— EXCERPT TO READ —
--


  3. Ajay
    I have a friend who was recently diagnosed with this awful cancer. He is only 30 and the tumor is on his jaw invading his entire mouth cavity. He cant eat or barely breathe. I wished they could of given him these drugs to help him.He was misdiagnosed in January and only recently (end of june) did the doctors decide this was the culprit. He is in hospice in illinois and survial is not an option we are told. It is in his bones and liver. He is suffering and has lost most of his body weight. Isnt there anyway to get a hold of the JQ1 and JQ2?
    Thank you

    1. Angela,

      There is one study sponsored by GlaxoSmithKline which is recruiting midline carcinoma patients:

      A Study to Investigate the Safety, Pharmacokinetics, Pharmacodynamics, and Clinical Activity of GSK525762 in Subjects With NUT Midline Carcinoma (NMC) Identifier: NCT01587703
      Drug: GSK525762

      GSK's drug is in the same category as JQ1. They both target BET.

      About GSK525762 from NCI website: "A small molecule inhibitor of the BET (Bromodomain and Extra-Terminal) family of bromodomain-containing proteins with potential antineoplastic activity. Upon administration, the BET inhibitor GSK525762 binds to the acetylated lysine recognition motifs on the bromodomain of BET proteins, thereby preventing the interaction between the BET proteins and acetylated histone peptides. This disrupts chromatin remodeling and gene expression. Prevention of the expression of certain growth-promoting genes may lead to an inhibition of tumor cell growth." NCI link:

      I'm not sure if JQ2 has entered clinical trials yet (JQ1 is not ideal for human use).

      I would also suggest that your friend also look into HDAC inhibitors which are being tested for other indications, but may work for midline carcinoma (read above). Some of these HDAC inhibitors are already in clinic and many others are in clinical trials.

      To search for HDAC inhibitors currently in trials go to and enter HDAC under "interventions" or click here

      Good luck.

    2. Ajay
      Thank you so much for the information I wished I would of gotten the name of what he had sooner but honestly didnt get diagnosis till end of June.
      I think he is to far gone for anything honestly he has lost 150lbs and the tumor is actually coming out of his mouth and he can barely breathe or swallow and they cant even get a tube in to help him.
      They are not doing anything at this point but Morephine.

    3. Angela,
      Besides fighting cancer and doing whatever you can, dying with dignity and without suffering is equally, maybe more, important.
      God Bless your friend.
--
Records taken from a dataset:
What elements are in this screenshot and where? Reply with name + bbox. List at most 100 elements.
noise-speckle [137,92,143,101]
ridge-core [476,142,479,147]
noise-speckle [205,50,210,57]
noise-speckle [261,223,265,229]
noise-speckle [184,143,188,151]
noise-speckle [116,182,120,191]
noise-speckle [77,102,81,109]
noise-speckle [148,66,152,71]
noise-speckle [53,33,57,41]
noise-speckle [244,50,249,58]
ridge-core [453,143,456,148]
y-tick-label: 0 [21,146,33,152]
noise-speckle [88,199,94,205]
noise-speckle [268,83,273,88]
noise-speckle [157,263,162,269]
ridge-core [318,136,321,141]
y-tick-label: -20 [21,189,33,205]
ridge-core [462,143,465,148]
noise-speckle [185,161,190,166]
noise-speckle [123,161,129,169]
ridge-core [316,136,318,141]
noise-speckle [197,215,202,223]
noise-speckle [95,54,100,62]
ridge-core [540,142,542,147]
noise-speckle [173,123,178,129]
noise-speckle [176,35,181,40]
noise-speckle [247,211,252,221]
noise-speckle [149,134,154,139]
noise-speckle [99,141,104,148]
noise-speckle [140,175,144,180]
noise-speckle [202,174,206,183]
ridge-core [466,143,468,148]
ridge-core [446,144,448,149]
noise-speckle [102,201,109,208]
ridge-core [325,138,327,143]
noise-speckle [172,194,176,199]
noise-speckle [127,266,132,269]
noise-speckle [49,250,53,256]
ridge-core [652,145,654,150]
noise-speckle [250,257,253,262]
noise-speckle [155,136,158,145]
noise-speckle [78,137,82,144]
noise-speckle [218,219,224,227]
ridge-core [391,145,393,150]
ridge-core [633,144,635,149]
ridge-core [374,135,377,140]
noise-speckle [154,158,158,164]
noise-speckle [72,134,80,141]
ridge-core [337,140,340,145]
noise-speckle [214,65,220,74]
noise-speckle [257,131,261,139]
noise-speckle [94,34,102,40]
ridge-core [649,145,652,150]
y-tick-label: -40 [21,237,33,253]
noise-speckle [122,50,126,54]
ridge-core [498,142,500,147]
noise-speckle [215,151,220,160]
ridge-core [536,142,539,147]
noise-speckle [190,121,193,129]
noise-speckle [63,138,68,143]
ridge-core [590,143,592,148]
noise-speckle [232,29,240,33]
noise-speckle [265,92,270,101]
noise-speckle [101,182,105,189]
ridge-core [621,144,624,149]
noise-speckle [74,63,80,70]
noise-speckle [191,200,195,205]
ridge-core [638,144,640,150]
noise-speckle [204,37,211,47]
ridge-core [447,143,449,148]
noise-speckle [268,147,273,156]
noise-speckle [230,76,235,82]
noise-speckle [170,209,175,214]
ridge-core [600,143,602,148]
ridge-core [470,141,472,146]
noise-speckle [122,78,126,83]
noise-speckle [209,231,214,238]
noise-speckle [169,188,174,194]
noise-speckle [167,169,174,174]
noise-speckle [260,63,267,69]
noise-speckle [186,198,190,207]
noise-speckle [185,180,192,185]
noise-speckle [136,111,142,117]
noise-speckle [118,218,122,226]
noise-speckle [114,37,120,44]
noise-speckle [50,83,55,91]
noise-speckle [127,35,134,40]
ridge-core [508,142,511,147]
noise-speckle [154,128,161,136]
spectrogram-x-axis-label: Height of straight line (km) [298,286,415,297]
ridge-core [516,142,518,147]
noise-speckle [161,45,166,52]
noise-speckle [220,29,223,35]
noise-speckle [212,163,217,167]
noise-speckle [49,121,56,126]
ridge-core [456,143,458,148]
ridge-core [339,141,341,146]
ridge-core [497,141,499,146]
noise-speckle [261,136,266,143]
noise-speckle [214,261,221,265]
--
— WORK REQUEST —
Set down, word for word, the stretch of the comment thread from "I would also" through "in clinical trials.". Work from the comment thread alone.

— SOLUTION TO THE EXERCISE —
I would also suggest that your friend also look into HDAC inhibitors which are being tested for other indications, but may work for midline carcinoma (read above). Some of these HDAC inhibitors are already in clinic and many others are in clinical trials.